TO BE DONE -> Find how many lines contain the word "settings" and state that number alone.

DATA PROVIDED ->
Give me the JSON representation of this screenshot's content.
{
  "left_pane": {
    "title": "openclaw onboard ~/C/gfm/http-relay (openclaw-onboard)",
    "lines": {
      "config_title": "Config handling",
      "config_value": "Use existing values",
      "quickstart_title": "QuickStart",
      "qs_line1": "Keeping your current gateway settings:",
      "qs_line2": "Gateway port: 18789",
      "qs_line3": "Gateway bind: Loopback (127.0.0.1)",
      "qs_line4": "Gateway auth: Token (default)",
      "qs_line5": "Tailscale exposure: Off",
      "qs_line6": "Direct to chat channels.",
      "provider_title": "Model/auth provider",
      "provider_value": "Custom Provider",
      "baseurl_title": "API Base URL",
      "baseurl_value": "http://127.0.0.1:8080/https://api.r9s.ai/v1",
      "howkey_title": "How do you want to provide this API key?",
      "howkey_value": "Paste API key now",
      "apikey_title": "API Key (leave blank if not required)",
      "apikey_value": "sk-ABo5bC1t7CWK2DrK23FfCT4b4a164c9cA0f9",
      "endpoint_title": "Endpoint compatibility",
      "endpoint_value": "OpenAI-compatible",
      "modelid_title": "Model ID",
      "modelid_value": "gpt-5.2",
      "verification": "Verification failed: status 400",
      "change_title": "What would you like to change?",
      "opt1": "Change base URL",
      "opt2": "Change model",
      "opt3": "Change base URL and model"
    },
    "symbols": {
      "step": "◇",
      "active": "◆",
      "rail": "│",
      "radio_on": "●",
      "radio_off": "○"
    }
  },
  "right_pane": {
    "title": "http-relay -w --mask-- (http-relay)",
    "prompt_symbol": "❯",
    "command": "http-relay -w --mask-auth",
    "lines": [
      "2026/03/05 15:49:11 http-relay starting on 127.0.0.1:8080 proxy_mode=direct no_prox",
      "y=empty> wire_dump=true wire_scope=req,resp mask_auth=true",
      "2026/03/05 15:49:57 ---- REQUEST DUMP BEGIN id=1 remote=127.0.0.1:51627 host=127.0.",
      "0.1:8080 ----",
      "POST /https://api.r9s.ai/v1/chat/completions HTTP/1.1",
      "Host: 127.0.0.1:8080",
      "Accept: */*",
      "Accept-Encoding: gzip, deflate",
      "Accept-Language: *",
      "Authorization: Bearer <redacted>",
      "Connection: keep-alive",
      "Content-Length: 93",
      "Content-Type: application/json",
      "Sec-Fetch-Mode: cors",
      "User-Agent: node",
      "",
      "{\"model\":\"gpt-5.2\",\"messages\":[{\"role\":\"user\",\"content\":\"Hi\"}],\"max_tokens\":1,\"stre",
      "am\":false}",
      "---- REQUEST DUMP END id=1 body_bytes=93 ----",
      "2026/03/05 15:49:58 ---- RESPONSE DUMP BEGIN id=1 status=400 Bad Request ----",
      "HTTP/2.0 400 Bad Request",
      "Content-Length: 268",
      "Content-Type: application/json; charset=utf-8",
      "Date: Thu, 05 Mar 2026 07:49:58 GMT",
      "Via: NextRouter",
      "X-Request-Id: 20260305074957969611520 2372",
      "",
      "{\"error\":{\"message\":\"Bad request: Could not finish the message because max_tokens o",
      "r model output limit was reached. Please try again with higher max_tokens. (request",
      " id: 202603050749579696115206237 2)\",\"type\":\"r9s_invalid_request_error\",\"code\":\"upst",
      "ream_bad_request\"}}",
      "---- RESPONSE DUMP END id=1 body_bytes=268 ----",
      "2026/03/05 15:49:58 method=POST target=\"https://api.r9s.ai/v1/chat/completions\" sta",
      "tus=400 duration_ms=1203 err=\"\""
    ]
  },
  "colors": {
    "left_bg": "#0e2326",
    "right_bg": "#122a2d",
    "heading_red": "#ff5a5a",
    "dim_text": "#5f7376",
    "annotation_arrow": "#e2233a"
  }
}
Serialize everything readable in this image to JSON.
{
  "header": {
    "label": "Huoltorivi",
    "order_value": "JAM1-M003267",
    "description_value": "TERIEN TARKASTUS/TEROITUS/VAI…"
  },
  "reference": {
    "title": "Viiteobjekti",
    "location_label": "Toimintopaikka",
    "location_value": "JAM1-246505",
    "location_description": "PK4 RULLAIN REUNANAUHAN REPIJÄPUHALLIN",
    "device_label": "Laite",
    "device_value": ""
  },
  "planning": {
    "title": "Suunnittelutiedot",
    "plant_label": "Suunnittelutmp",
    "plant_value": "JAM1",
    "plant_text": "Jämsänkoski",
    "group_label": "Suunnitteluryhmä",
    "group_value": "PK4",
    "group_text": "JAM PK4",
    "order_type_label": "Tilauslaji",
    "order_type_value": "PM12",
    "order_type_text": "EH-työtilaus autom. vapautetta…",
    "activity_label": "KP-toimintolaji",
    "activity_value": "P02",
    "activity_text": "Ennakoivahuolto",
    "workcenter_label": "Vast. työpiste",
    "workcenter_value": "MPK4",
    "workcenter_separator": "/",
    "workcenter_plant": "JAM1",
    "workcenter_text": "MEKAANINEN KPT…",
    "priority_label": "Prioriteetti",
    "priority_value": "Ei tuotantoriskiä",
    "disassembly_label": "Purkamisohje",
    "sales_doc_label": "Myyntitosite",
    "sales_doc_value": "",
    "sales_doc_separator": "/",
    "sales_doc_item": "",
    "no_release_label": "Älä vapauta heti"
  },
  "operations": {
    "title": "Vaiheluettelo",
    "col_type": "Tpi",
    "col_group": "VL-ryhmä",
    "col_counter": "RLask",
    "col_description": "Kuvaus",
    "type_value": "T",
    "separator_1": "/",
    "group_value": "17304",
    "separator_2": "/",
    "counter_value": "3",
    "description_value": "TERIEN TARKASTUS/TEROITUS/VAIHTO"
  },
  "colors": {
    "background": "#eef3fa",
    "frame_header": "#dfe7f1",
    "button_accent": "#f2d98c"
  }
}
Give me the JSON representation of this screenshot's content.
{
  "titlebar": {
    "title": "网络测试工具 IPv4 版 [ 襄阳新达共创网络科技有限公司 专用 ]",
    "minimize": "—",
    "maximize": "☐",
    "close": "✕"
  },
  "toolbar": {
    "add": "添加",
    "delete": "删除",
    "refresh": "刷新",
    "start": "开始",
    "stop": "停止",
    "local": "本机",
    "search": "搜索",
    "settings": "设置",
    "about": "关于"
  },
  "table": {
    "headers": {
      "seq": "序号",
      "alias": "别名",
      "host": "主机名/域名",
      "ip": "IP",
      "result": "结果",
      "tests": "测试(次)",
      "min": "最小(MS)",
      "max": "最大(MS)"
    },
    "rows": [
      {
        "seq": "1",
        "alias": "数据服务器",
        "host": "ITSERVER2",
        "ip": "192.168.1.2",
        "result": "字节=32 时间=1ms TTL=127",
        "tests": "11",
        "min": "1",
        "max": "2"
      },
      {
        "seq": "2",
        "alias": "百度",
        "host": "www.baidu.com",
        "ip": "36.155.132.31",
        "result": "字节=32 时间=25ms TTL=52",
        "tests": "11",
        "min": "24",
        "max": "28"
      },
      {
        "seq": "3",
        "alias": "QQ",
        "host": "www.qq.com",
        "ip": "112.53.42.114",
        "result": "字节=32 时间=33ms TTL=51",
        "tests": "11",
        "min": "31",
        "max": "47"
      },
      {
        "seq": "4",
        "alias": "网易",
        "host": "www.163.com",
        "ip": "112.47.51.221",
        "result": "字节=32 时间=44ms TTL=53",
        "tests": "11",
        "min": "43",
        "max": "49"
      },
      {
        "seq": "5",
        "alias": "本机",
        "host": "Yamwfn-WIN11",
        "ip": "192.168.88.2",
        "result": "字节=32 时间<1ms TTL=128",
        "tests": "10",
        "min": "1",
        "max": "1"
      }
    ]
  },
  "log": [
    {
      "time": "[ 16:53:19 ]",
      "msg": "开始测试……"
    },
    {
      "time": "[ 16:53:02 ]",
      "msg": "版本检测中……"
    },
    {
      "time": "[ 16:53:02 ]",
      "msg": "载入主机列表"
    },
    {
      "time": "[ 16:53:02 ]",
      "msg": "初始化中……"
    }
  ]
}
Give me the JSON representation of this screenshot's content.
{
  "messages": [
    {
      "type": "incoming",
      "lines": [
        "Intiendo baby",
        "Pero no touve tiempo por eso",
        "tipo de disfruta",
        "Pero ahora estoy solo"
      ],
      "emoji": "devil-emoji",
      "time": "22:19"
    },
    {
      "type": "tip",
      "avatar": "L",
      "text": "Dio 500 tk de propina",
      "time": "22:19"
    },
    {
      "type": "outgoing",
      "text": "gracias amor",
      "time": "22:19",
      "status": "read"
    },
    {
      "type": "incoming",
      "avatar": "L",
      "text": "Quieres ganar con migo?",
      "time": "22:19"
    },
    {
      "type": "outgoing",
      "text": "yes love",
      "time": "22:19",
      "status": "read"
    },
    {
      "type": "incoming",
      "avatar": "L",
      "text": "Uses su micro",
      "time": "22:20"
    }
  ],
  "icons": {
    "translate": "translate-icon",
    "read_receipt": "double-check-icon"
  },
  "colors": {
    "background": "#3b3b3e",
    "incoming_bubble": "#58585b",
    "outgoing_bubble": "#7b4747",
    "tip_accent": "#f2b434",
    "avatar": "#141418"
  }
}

RESULT OF THE EXERCISE -> 2